_EXERCISE:_ Search the records that follow and extract every line containing the string "Grenze".
---------- RAW RECORDS
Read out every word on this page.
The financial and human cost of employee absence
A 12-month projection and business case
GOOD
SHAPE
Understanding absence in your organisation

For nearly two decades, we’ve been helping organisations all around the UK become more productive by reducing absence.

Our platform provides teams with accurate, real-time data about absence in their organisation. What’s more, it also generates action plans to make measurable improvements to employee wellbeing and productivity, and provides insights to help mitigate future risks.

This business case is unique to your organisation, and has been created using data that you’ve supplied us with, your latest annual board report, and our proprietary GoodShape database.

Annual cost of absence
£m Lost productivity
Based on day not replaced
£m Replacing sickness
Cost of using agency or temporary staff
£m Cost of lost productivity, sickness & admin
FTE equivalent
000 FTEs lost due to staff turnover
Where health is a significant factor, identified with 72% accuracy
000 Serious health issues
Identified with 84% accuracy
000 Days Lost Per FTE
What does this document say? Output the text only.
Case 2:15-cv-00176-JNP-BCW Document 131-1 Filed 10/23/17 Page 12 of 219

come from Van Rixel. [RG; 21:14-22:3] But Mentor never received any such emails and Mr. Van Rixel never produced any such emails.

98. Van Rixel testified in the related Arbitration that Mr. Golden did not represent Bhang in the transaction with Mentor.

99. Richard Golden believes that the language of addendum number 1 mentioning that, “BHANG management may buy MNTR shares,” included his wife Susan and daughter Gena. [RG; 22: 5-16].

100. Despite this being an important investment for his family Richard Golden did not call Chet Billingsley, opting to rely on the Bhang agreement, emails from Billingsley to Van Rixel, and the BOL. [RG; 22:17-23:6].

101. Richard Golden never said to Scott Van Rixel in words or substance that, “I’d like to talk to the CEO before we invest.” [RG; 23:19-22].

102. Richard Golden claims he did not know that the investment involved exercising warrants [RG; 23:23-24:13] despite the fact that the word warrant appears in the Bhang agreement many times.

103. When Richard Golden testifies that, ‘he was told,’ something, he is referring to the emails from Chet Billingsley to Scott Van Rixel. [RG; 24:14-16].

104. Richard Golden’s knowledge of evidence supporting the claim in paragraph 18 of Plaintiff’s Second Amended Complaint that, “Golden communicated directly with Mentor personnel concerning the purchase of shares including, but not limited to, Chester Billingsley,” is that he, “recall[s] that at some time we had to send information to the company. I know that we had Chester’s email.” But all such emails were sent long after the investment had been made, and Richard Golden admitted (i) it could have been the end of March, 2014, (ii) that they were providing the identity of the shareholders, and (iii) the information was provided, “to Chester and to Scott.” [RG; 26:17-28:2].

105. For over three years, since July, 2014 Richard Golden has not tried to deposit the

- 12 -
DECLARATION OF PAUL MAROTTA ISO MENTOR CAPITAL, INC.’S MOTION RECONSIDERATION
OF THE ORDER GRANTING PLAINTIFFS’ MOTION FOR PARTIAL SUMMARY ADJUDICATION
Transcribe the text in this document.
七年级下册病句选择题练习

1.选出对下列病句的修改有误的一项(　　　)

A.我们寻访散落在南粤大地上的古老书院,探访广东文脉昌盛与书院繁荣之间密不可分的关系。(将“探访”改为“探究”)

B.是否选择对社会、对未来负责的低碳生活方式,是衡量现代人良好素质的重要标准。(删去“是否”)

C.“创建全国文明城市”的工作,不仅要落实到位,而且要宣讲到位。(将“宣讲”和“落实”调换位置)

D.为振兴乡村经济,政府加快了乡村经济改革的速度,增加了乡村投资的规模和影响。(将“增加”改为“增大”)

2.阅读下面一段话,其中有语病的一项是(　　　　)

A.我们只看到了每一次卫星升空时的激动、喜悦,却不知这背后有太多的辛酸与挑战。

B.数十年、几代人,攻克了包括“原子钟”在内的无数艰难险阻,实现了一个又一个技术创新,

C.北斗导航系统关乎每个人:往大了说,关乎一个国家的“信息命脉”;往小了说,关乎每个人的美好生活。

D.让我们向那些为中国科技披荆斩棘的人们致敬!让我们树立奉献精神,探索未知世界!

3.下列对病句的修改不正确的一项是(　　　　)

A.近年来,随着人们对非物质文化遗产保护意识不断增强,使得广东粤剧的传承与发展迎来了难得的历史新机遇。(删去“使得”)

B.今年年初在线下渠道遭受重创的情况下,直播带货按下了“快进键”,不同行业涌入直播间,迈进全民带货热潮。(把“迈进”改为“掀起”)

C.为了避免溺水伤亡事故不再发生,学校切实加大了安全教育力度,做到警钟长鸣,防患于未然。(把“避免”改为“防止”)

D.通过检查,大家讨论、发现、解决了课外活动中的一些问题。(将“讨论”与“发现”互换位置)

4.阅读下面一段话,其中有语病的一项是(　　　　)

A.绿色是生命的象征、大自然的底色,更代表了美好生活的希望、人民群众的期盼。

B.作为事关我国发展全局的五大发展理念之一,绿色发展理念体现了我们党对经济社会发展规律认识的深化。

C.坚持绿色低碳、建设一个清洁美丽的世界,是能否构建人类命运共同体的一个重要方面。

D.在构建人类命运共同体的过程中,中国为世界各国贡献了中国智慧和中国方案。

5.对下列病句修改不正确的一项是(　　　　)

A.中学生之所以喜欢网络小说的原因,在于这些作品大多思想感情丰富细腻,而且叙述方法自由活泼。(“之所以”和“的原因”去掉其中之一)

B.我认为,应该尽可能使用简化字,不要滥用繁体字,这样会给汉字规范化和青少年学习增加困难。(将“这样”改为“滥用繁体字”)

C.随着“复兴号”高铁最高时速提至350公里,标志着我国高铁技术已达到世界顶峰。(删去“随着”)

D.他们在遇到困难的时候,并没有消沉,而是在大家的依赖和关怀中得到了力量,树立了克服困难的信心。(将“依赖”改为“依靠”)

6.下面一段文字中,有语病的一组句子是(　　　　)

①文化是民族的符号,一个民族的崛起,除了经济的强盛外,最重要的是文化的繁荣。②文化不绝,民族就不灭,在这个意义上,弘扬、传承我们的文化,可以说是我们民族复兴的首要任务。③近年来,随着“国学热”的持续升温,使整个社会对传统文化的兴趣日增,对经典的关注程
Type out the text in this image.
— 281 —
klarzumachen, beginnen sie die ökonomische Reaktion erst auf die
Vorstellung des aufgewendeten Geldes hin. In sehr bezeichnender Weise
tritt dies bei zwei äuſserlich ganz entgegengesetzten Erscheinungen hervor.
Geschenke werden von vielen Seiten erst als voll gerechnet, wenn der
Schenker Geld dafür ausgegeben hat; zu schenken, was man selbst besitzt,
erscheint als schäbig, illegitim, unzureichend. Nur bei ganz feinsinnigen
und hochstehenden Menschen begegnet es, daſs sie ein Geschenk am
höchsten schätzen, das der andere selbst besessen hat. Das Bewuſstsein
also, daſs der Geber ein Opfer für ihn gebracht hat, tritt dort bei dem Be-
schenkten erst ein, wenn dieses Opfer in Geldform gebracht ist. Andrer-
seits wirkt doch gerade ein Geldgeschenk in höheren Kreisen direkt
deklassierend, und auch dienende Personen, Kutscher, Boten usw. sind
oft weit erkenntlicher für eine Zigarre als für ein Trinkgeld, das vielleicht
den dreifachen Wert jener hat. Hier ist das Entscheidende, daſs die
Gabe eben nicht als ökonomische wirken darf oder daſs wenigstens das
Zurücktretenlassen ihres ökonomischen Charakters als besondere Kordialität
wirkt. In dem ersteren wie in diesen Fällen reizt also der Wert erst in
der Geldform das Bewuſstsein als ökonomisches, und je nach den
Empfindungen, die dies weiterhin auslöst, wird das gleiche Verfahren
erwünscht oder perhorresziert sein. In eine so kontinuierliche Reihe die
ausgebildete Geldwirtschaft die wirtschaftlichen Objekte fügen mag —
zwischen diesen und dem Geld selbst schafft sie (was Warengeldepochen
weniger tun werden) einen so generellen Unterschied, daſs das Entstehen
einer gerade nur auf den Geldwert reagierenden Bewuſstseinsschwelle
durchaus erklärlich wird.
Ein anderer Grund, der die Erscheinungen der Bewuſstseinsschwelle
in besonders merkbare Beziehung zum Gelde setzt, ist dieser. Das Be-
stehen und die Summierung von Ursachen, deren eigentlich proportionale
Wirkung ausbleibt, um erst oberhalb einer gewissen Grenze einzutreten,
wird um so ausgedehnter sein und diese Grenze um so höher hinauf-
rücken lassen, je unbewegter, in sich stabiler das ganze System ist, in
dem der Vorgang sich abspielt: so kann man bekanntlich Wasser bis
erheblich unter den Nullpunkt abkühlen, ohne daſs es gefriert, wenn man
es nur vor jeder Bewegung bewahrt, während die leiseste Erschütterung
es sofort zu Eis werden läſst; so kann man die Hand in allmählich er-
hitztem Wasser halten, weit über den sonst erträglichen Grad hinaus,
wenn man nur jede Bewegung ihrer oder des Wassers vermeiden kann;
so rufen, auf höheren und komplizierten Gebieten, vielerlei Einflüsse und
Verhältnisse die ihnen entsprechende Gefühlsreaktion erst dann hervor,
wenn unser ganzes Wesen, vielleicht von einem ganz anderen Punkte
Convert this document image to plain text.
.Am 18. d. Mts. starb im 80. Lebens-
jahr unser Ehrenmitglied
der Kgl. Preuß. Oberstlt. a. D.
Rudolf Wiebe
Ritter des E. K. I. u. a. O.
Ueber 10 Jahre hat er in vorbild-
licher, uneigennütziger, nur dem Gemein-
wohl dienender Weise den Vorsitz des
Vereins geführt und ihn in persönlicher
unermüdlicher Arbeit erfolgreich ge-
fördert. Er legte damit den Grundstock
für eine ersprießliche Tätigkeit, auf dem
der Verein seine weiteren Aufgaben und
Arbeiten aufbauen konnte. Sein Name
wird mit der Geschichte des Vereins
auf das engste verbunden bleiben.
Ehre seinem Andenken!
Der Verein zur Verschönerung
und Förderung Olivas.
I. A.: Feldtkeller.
--------------------
_CORRECT OUTPUT:_
Wirkung ausbleibt, um erst oberhalb einer gewissen Grenze einzutreten,
wird um so ausgedehnter sein und diese Grenze um so höher hinauf-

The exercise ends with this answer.